#### Description of the task
Give the number of lines in the entries that contain "laser". State only the count.

#### Material provided
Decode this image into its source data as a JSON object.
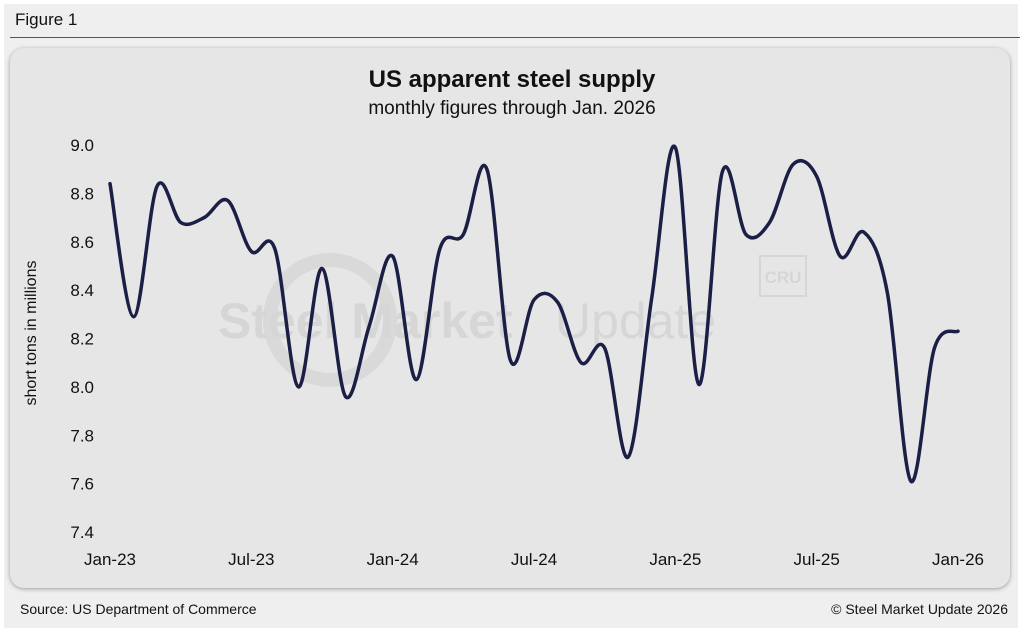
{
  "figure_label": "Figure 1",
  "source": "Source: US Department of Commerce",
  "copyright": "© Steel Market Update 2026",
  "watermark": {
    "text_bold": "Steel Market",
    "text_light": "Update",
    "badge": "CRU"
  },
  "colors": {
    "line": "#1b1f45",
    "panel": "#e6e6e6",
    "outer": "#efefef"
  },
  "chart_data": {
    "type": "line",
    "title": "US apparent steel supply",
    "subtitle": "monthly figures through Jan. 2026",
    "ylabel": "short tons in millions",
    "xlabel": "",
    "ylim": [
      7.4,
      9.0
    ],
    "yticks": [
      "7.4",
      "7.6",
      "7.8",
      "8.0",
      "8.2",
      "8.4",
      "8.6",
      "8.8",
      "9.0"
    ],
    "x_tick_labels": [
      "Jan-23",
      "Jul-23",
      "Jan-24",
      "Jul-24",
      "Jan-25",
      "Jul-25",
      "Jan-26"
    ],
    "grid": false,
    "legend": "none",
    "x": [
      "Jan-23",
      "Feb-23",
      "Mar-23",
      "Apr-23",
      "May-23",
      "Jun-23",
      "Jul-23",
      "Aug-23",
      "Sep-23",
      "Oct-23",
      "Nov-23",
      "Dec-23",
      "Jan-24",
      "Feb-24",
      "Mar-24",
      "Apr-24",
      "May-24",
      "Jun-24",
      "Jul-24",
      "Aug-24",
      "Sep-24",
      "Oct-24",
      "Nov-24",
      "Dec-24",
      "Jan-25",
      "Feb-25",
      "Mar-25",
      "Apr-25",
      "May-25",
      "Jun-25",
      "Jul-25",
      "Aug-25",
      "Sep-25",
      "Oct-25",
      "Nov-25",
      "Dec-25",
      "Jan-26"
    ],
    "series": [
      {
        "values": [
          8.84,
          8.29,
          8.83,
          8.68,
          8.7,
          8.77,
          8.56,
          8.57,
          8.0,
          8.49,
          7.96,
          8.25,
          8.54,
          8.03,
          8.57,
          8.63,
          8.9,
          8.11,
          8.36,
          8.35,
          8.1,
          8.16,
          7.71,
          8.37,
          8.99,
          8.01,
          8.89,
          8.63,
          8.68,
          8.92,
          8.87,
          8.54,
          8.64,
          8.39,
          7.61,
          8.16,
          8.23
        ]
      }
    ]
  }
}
---
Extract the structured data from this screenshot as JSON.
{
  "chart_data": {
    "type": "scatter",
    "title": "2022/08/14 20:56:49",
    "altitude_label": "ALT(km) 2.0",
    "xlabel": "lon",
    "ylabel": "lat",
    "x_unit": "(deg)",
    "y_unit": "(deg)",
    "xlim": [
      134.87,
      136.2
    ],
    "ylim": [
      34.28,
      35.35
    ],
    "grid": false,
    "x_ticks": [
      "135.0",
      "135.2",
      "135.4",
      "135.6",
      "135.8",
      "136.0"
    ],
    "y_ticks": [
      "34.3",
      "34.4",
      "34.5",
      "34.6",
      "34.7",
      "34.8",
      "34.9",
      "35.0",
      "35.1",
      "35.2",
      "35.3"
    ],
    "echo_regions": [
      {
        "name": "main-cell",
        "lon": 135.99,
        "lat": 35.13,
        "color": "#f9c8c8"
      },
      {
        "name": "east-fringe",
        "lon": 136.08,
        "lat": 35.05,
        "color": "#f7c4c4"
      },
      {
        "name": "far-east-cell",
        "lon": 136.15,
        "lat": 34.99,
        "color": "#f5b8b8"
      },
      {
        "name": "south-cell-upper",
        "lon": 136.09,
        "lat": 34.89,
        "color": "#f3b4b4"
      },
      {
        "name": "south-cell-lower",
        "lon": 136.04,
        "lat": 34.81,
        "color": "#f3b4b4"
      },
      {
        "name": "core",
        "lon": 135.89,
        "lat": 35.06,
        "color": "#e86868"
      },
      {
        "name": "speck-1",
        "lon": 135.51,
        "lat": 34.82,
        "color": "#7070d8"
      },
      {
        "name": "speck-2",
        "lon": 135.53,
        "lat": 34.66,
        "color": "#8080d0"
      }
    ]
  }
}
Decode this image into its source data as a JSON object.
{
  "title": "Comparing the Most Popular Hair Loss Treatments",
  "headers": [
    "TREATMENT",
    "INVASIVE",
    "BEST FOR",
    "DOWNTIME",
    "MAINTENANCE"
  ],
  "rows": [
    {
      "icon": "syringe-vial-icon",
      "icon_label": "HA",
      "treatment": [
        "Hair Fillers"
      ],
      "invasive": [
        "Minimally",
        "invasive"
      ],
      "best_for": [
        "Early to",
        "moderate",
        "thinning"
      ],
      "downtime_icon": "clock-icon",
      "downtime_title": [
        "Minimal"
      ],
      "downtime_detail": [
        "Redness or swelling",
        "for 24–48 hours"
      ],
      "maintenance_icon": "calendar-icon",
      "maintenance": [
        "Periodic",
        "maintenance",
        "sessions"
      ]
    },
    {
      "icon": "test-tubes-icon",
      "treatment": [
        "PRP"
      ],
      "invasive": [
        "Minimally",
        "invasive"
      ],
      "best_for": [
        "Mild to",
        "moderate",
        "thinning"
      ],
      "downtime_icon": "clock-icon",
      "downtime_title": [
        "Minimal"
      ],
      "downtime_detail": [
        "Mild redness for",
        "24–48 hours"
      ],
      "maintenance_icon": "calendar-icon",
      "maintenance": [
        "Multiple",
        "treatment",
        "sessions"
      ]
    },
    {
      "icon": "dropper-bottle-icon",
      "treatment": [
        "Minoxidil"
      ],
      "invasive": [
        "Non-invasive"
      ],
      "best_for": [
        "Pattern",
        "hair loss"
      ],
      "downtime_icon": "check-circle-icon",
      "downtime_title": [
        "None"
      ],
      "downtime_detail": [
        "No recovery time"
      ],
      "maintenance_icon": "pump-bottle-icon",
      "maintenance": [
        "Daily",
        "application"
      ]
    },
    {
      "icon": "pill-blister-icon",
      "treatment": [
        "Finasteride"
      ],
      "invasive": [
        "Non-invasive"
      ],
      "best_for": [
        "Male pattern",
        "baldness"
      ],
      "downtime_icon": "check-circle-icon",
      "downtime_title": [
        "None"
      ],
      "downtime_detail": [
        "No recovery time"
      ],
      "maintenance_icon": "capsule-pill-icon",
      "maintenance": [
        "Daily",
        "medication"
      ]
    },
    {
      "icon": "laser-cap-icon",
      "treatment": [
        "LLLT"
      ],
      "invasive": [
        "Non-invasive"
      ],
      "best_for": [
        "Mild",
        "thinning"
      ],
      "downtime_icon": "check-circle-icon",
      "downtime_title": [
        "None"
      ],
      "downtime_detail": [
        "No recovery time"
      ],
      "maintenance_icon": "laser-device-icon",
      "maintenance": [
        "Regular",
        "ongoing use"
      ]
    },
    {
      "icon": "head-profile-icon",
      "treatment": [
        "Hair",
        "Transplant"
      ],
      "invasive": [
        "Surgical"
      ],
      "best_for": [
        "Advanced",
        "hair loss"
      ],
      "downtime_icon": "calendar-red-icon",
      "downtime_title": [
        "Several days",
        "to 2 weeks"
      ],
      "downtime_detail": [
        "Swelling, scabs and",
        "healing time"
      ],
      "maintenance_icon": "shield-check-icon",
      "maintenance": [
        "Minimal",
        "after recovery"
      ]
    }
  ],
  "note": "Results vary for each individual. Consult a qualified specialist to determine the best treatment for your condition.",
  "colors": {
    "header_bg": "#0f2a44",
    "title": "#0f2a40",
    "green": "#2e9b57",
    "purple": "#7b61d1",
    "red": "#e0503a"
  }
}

#### Solution to the exercise
2